In the records that follow, locate every line with "trong" and extract it.

**Source material:**
— START —

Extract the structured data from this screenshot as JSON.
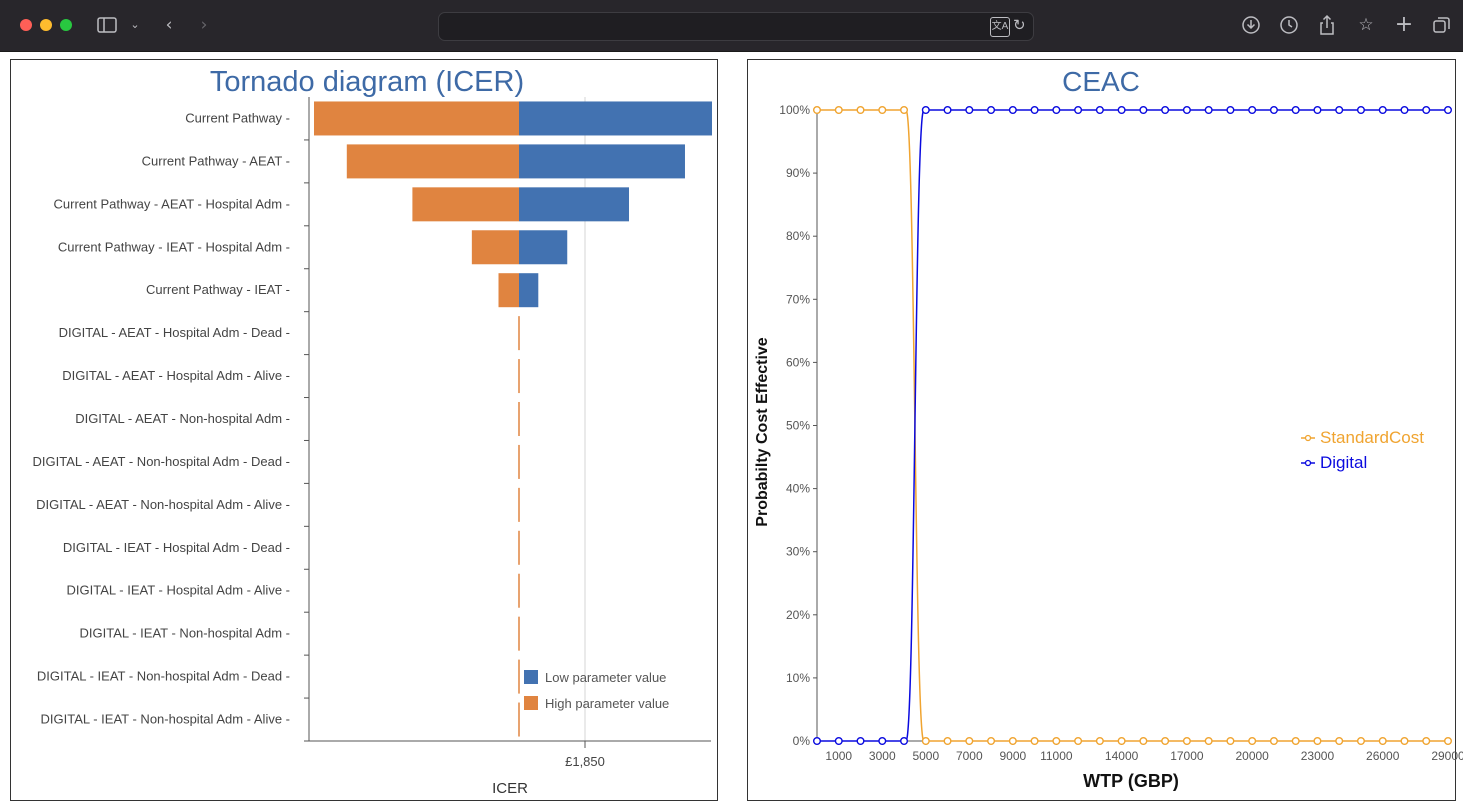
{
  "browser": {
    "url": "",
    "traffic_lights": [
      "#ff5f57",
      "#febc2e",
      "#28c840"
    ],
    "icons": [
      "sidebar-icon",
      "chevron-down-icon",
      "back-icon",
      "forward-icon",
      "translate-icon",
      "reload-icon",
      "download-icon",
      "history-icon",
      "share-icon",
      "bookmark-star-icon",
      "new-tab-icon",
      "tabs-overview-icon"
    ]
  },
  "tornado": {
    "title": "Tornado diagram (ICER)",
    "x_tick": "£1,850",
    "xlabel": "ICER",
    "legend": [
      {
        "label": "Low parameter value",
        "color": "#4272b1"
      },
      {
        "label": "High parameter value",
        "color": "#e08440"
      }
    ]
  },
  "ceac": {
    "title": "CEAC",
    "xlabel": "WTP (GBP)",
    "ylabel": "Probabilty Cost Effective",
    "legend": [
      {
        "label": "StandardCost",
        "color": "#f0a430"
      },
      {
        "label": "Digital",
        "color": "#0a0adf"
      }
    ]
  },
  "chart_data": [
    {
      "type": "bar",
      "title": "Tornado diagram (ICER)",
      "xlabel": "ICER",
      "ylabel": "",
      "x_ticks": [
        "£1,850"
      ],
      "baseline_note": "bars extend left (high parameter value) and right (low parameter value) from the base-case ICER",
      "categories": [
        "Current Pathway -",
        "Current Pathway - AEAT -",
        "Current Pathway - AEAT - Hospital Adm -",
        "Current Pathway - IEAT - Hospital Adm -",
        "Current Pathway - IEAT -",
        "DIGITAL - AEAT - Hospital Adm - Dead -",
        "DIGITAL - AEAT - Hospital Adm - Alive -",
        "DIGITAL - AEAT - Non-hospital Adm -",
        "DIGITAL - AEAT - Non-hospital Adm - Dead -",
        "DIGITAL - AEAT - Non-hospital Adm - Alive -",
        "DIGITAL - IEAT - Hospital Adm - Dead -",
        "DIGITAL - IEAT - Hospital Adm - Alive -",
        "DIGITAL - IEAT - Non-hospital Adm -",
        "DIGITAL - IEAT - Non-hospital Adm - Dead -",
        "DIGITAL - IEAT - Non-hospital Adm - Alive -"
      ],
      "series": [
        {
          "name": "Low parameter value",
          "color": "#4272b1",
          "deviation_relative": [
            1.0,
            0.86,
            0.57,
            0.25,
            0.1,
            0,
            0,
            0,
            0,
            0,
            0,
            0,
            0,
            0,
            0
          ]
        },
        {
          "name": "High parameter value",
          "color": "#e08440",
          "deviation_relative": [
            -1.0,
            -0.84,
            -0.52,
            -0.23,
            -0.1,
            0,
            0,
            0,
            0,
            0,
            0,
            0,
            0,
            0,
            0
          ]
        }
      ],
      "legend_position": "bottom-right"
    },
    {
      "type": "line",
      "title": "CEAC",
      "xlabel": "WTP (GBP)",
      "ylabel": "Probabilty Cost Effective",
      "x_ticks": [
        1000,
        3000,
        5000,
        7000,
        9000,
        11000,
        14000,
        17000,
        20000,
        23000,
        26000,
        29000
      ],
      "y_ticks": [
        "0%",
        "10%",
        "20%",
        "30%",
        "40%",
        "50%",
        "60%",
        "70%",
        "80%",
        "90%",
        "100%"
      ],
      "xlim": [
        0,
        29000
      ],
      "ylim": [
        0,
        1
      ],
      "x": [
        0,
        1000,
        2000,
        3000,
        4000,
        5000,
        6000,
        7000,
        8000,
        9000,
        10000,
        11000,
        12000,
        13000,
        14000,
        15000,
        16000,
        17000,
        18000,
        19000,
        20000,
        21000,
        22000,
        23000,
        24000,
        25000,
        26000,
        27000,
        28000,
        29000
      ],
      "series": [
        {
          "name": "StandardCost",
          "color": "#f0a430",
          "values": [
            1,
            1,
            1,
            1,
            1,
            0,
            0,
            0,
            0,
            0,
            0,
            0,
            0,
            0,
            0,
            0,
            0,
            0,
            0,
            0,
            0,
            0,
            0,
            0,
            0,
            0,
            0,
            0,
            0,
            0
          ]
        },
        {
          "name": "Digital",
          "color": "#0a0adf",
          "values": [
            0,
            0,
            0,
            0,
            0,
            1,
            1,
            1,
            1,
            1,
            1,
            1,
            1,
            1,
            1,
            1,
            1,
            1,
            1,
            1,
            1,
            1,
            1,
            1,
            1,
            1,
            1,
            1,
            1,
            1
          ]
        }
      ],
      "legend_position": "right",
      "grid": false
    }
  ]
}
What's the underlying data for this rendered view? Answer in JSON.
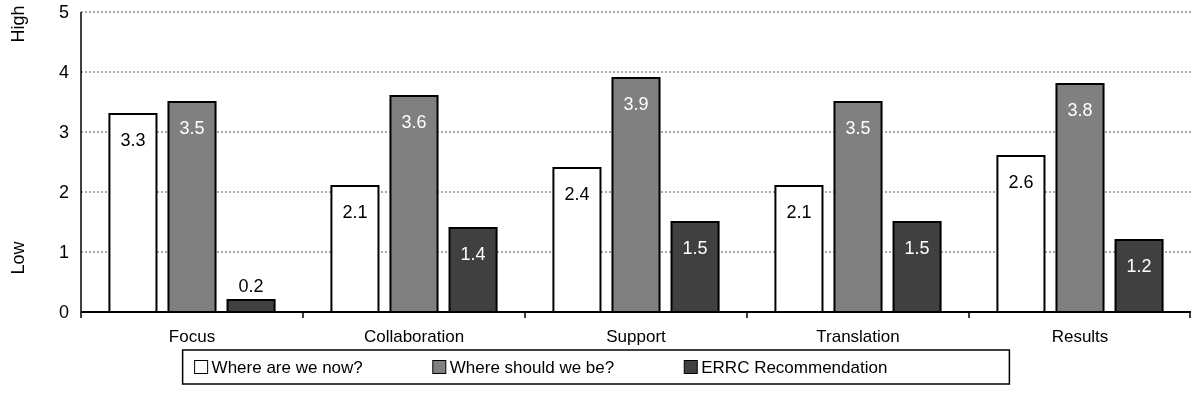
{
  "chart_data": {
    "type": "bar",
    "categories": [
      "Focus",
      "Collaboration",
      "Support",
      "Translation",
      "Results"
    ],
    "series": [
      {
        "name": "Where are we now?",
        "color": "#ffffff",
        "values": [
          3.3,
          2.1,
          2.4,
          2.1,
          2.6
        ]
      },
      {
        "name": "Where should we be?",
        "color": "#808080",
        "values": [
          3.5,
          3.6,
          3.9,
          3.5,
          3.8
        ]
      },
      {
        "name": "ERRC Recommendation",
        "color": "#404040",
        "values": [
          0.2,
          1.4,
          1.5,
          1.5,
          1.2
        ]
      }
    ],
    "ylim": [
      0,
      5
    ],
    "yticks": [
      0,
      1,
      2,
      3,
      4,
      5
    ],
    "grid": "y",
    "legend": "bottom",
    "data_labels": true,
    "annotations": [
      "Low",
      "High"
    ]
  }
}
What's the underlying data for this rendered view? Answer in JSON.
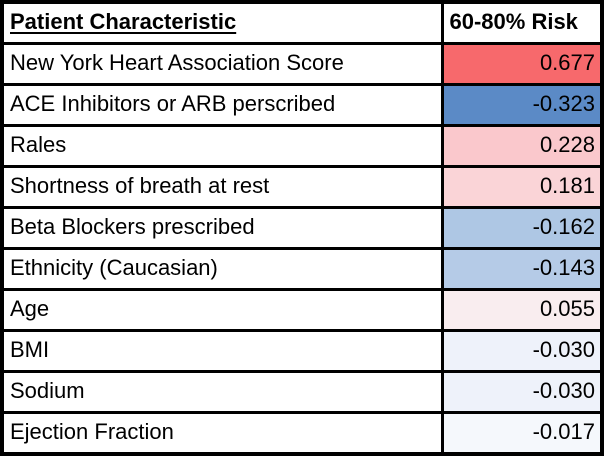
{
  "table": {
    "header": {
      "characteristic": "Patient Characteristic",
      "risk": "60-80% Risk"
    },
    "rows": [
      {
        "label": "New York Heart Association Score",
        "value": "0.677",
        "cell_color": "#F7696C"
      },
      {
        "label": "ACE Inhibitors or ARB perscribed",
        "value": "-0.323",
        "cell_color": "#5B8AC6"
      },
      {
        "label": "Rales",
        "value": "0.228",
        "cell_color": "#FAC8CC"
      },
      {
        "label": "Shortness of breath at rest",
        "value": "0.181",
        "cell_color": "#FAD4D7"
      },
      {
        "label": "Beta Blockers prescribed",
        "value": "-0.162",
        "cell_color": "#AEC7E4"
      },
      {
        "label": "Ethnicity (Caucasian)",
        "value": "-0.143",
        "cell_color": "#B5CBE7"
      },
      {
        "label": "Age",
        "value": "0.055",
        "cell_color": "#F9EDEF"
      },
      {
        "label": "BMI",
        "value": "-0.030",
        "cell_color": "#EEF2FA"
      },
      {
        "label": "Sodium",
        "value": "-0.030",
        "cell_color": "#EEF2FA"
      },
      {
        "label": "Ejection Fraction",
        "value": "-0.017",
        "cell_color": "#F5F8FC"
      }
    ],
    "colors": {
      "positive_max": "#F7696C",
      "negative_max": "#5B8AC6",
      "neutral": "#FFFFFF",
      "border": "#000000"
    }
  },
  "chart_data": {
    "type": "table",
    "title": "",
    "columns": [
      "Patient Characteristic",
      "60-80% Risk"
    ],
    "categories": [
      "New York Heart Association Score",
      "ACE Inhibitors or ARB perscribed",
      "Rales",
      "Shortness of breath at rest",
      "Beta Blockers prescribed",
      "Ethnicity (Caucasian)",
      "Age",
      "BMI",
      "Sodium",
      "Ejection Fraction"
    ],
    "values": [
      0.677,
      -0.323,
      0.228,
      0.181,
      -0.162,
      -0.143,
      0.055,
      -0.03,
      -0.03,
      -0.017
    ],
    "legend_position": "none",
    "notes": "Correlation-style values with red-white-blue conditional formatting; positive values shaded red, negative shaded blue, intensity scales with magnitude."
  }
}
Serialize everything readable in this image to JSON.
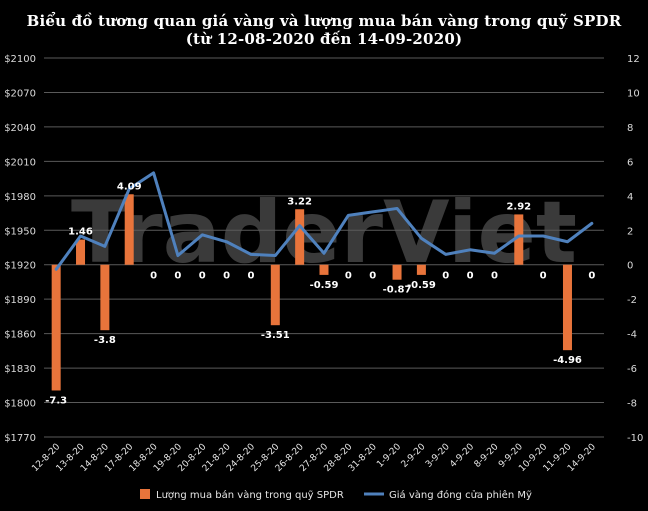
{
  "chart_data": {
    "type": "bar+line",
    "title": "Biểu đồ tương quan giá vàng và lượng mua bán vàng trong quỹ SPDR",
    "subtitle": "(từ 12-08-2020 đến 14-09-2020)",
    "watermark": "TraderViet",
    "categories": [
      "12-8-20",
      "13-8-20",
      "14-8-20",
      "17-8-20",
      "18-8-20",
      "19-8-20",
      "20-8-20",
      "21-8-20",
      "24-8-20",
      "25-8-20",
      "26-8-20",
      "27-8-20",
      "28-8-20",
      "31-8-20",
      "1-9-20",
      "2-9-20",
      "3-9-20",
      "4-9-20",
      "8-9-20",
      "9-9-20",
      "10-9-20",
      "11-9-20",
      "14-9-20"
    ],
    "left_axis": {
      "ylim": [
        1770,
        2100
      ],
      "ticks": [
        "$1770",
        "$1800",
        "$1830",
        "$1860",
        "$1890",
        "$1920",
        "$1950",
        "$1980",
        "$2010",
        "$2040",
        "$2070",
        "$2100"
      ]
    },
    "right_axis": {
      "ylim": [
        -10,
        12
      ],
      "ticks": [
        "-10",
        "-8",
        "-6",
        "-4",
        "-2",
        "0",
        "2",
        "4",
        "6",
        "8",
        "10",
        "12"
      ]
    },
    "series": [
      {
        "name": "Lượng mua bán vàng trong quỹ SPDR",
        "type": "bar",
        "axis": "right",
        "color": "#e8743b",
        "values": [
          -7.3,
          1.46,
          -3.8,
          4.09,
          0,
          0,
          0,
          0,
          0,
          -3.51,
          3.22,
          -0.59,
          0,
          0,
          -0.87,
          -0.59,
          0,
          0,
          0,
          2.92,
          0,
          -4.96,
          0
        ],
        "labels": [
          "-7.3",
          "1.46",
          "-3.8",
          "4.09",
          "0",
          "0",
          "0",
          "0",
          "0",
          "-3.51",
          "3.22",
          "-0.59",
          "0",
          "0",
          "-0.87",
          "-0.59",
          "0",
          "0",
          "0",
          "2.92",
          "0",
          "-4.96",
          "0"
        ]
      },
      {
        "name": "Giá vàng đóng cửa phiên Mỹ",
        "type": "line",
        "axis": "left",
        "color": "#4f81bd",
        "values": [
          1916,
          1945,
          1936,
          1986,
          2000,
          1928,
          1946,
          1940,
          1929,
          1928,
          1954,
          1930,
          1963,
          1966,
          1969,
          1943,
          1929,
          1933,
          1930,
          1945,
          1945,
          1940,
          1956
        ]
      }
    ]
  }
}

— END —

**Worked answer:**
    "title": "Biểu đồ tương quan giá vàng và lượng mua bán vàng trong quỹ SPDR",
        "name": "Lượng mua bán vàng trong quỹ SPDR",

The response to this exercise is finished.